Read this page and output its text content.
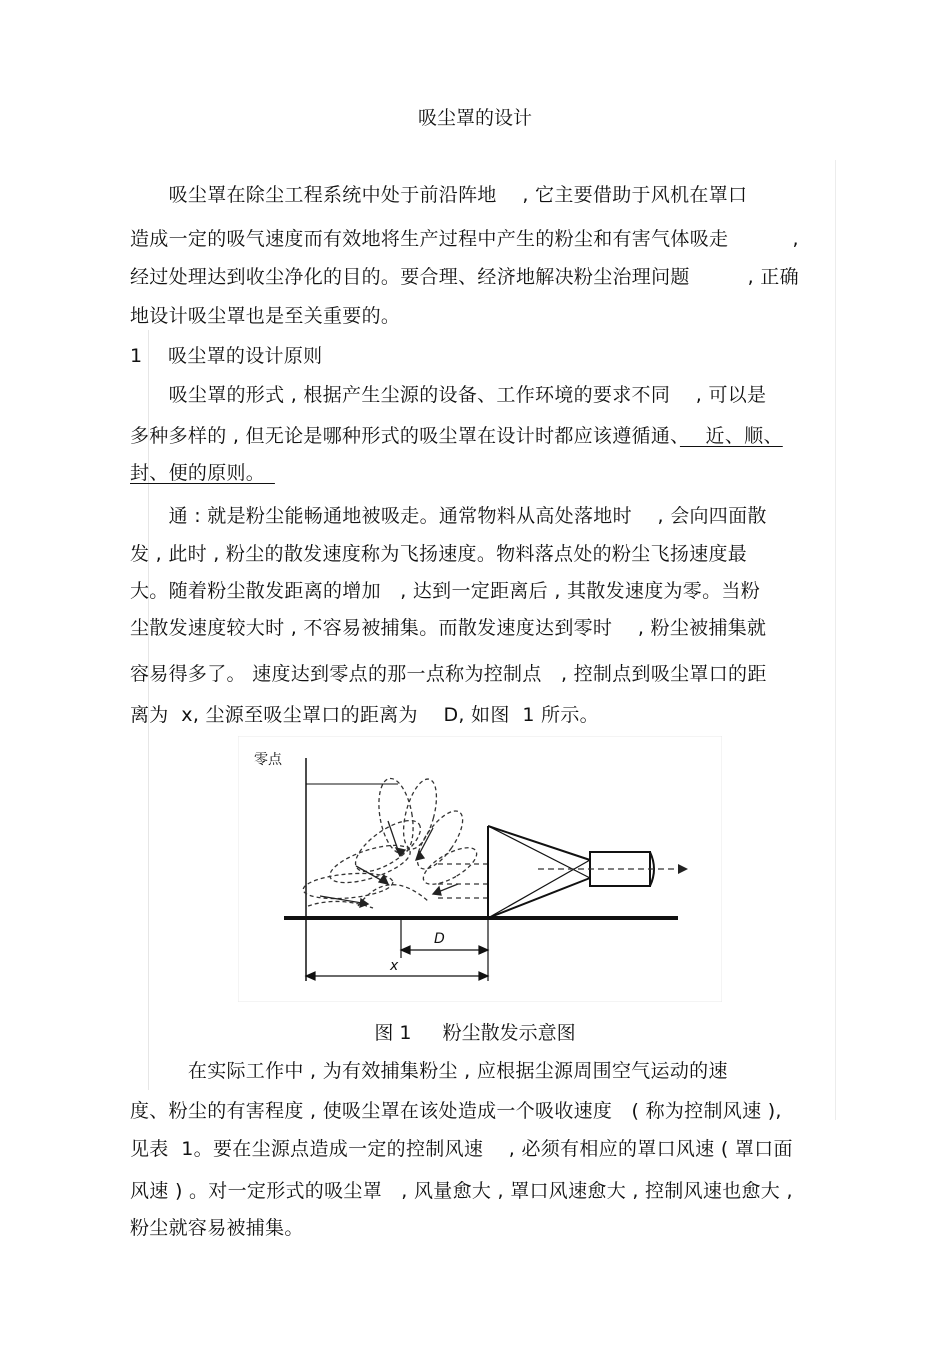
吸尘罩的设计
　　吸尘罩在除尘工程系统中处于前沿阵地　 , 它主要借助于风机在罩口
造成一定的吸气速度而有效地将生产过程中产生的粉尘和有害气体吸走　　　 ,
经过处理达到收尘净化的目的。要合理、经济地解决粉尘治理问题　　　, 正确
地设计吸尘罩也是至关重要的。
1　 吸尘罩的设计原则
　　吸尘罩的形式 , 根据产生尘源的设备、工作环境的要求不同　 , 可以是
多种多样的 , 但无论是哪种形式的吸尘罩在设计时都应该遵循通、　 近、顺、
封、便的原则。　
　　通 : 就是粉尘能畅通地被吸走。通常物料从高处落地时　 , 会向四面散
发 , 此时 , 粉尘的散发速度称为飞扬速度。物料落点处的粉尘飞扬速度最
大。随着粉尘散发距离的增加　, 达到一定距离后 , 其散发速度为零。当粉
尘散发速度较大时 , 不容易被捕集。而散发速度达到零时　 , 粉尘被捕集就
容易得多了。 速度达到零点的那一点称为控制点　, 控制点到吸尘罩口的距
离为  x, 尘源至吸尘罩口的距离为　 D, 如图  1 所示。
零点
D
x
图 1　  粉尘散发示意图
　　　在实际工作中 , 为有效捕集粉尘 , 应根据尘源周围空气运动的速
度、粉尘的有害程度 , 使吸尘罩在该处造成一个吸收速度　( 称为控制风速 ),
见表  1。要在尘源点造成一定的控制风速　 , 必须有相应的罩口风速 ( 罩口面
风速 ) 。对一定形式的吸尘罩　, 风量愈大 , 罩口风速愈大 , 控制风速也愈大 ,
粉尘就容易被捕集。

□ □ □ □ □

**What is asked:**
Output every entry exactly as given; pictures are not part of the copy.

**Exercise result:**
Read this page and output its text content.
吸尘罩的设计
　　吸尘罩在除尘工程系统中处于前沿阵地　 , 它主要借助于风机在罩口
造成一定的吸气速度而有效地将生产过程中产生的粉尘和有害气体吸走　　　 ,
经过处理达到收尘净化的目的。要合理、经济地解决粉尘治理问题　　　, 正确
地设计吸尘罩也是至关重要的。
1　 吸尘罩的设计原则
　　吸尘罩的形式 , 根据产生尘源的设备、工作环境的要求不同　 , 可以是
多种多样的 , 但无论是哪种形式的吸尘罩在设计时都应该遵循通、　 近、顺、
封、便的原则。　
　　通 : 就是粉尘能畅通地被吸走。通常物料从高处落地时　 , 会向四面散
发 , 此时 , 粉尘的散发速度称为飞扬速度。物料落点处的粉尘飞扬速度最
大。随着粉尘散发距离的增加　, 达到一定距离后 , 其散发速度为零。当粉
尘散发速度较大时 , 不容易被捕集。而散发速度达到零时　 , 粉尘被捕集就
容易得多了。 速度达到零点的那一点称为控制点　, 控制点到吸尘罩口的距
离为  x, 尘源至吸尘罩口的距离为　 D, 如图  1 所示。
零点
D
x
图 1　  粉尘散发示意图
　　　在实际工作中 , 为有效捕集粉尘 , 应根据尘源周围空气运动的速
度、粉尘的有害程度 , 使吸尘罩在该处造成一个吸收速度　( 称为控制风速 ),
见表  1。要在尘源点造成一定的控制风速　 , 必须有相应的罩口风速 ( 罩口面
风速 ) 。对一定形式的吸尘罩　, 风量愈大 , 罩口风速愈大 , 控制风速也愈大 ,
粉尘就容易被捕集。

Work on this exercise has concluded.